Stated task | Where the data below has the string "Weight", return the whole line.

[BEGIN Data for this task]

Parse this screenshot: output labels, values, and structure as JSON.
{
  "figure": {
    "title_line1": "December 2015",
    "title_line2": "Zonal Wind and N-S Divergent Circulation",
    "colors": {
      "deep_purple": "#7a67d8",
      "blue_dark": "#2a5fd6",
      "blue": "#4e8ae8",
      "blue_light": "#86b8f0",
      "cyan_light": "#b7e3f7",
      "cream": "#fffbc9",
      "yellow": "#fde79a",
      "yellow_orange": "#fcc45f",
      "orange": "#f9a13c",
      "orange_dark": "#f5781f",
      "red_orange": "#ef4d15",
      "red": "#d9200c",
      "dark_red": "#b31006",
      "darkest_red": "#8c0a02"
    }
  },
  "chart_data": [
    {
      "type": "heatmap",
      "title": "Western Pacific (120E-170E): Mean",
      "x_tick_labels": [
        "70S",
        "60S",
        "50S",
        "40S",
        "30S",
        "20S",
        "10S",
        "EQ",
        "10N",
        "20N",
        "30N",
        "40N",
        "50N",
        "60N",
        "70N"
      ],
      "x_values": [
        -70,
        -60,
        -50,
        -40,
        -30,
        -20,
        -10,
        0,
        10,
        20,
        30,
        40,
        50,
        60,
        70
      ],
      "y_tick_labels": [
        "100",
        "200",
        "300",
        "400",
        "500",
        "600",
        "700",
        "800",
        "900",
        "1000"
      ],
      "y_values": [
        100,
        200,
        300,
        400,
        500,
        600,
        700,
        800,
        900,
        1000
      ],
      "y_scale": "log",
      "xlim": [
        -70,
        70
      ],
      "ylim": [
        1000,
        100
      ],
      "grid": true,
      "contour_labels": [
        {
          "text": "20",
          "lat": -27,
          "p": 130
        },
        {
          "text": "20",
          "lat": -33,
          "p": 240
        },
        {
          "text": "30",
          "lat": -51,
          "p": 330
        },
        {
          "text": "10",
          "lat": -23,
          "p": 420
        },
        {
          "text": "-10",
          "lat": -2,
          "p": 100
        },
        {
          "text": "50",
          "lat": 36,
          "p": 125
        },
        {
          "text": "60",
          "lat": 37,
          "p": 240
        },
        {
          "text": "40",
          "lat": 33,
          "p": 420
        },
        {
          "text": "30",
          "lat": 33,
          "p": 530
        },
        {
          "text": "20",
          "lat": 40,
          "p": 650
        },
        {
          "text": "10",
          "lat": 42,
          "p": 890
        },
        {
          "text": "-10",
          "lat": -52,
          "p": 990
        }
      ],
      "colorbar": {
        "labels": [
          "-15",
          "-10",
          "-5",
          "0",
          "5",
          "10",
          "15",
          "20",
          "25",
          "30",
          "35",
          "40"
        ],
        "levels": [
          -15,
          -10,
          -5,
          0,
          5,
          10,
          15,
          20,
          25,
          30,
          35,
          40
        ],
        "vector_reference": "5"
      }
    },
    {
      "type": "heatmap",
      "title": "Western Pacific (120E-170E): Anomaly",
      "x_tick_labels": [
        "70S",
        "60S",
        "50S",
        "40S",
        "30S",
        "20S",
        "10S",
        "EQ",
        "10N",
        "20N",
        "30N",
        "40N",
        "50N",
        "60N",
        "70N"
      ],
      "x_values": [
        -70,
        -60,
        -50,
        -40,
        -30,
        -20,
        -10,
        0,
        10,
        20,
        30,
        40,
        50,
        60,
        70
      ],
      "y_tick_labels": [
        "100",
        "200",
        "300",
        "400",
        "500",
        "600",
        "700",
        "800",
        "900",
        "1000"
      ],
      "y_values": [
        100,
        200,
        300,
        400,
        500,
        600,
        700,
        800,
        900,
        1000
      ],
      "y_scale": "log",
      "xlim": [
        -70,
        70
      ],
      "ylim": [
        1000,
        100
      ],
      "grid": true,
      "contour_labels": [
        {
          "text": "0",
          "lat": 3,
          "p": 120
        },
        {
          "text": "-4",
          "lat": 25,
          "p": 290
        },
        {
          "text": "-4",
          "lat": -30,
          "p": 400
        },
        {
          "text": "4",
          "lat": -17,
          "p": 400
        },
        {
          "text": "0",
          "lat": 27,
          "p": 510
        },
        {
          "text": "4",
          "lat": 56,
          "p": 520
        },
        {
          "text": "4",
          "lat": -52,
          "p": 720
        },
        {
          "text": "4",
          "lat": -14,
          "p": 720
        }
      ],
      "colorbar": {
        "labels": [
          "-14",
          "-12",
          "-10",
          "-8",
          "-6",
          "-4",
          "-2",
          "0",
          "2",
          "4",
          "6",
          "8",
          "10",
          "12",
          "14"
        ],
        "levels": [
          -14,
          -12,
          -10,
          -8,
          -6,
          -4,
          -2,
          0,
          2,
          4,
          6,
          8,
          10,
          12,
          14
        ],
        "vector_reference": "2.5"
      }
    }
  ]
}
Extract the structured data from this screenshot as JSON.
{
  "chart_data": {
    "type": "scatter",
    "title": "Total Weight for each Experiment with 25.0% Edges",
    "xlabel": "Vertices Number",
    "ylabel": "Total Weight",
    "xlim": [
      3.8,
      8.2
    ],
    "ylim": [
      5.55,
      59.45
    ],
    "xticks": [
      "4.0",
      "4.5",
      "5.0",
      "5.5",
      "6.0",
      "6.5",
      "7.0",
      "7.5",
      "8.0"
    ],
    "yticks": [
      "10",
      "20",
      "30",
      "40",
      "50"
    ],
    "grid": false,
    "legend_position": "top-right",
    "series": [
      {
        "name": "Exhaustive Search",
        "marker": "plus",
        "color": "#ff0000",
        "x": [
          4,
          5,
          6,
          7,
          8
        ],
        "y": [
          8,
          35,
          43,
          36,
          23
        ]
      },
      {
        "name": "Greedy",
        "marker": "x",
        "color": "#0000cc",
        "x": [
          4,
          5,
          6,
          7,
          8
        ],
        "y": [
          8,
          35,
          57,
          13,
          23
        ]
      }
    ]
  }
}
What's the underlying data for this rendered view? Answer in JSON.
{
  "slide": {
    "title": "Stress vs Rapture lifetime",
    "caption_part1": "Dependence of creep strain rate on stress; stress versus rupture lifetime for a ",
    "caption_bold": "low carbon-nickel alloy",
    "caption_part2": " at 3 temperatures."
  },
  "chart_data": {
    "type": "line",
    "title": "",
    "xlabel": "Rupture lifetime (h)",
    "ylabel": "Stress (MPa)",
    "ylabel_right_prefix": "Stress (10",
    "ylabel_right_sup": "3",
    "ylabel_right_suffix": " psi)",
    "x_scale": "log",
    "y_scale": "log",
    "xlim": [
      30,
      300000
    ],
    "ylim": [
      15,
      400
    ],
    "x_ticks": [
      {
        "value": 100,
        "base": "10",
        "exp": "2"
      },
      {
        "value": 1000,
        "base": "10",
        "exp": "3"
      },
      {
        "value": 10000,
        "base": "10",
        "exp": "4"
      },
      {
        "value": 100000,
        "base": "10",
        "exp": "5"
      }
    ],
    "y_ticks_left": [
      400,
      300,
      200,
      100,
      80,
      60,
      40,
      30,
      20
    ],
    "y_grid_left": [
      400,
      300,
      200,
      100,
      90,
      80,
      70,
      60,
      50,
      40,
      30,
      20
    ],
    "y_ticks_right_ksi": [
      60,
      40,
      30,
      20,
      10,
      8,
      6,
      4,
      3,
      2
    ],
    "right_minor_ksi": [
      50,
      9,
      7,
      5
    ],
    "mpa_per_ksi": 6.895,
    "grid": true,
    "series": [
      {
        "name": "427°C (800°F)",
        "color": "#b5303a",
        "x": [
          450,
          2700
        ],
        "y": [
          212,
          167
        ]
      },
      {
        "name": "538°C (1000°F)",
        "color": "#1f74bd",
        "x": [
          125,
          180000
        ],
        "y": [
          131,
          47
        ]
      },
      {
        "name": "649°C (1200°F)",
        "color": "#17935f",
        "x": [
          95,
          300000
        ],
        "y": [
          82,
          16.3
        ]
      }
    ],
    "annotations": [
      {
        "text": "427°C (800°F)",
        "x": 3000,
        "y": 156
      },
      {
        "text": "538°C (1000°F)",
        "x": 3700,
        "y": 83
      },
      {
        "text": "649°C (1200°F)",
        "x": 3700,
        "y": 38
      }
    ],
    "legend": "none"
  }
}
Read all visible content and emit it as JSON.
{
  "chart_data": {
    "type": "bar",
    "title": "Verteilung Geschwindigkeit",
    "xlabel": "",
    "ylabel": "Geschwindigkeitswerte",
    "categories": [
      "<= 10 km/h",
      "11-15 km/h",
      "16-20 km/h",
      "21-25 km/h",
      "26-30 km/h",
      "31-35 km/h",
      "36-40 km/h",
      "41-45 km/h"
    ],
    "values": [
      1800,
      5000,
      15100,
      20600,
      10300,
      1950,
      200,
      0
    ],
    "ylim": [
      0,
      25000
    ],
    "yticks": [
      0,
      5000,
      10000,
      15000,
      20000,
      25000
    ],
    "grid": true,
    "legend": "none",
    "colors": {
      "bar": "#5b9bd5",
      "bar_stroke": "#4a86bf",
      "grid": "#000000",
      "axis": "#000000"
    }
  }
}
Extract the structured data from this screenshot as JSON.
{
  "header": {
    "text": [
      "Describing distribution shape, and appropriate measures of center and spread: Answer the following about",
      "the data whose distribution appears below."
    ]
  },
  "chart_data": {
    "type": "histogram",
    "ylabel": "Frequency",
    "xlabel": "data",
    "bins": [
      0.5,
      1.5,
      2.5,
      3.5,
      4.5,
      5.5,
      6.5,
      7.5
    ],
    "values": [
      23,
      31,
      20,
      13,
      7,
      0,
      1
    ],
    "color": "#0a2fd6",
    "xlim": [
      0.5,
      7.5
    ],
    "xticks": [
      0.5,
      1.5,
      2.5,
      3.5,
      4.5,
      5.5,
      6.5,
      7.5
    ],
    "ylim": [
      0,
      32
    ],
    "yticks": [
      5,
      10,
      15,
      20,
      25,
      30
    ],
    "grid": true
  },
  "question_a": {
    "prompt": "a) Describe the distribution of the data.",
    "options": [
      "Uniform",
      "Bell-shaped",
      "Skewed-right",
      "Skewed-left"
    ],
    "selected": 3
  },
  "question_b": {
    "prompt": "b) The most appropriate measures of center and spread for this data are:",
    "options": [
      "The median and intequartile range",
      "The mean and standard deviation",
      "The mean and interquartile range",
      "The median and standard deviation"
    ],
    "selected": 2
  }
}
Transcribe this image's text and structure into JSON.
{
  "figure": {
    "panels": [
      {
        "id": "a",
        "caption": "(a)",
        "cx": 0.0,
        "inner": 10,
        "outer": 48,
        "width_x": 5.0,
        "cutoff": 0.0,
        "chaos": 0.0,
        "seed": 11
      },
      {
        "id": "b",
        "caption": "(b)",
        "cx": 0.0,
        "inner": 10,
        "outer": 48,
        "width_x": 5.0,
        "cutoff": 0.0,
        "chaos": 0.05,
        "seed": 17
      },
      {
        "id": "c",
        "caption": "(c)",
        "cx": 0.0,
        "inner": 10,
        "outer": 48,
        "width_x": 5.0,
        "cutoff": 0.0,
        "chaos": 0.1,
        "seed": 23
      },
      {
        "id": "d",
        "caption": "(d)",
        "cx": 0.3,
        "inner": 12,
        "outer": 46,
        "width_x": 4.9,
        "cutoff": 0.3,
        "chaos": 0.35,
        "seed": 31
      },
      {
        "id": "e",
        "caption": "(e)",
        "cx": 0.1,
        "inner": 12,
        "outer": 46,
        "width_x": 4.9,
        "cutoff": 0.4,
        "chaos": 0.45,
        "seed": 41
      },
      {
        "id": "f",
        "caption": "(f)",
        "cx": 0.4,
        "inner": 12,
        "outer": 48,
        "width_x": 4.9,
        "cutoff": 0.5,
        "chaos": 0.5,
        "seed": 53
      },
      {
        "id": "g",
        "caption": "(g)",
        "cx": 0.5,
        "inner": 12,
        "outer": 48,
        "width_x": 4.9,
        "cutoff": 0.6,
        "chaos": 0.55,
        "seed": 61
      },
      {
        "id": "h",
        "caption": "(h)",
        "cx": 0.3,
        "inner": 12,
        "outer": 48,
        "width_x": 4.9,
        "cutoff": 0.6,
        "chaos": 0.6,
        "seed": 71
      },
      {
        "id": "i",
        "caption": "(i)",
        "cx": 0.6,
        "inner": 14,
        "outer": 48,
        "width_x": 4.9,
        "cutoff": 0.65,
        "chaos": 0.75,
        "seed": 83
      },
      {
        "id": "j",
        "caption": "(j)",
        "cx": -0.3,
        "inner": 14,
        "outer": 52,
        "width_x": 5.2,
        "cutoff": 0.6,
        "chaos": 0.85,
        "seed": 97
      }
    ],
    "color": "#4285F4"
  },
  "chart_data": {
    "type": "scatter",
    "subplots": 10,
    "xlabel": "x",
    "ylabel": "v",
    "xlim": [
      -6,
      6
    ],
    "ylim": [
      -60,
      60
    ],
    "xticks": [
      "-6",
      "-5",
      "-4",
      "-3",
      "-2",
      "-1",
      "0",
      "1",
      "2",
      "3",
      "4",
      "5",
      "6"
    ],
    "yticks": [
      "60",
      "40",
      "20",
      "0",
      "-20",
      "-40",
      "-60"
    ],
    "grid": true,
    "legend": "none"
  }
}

[END Data for this task]

Result |
    "title": "Total Weight for each Experiment with 25.0% Edges",
    "ylabel": "Total Weight",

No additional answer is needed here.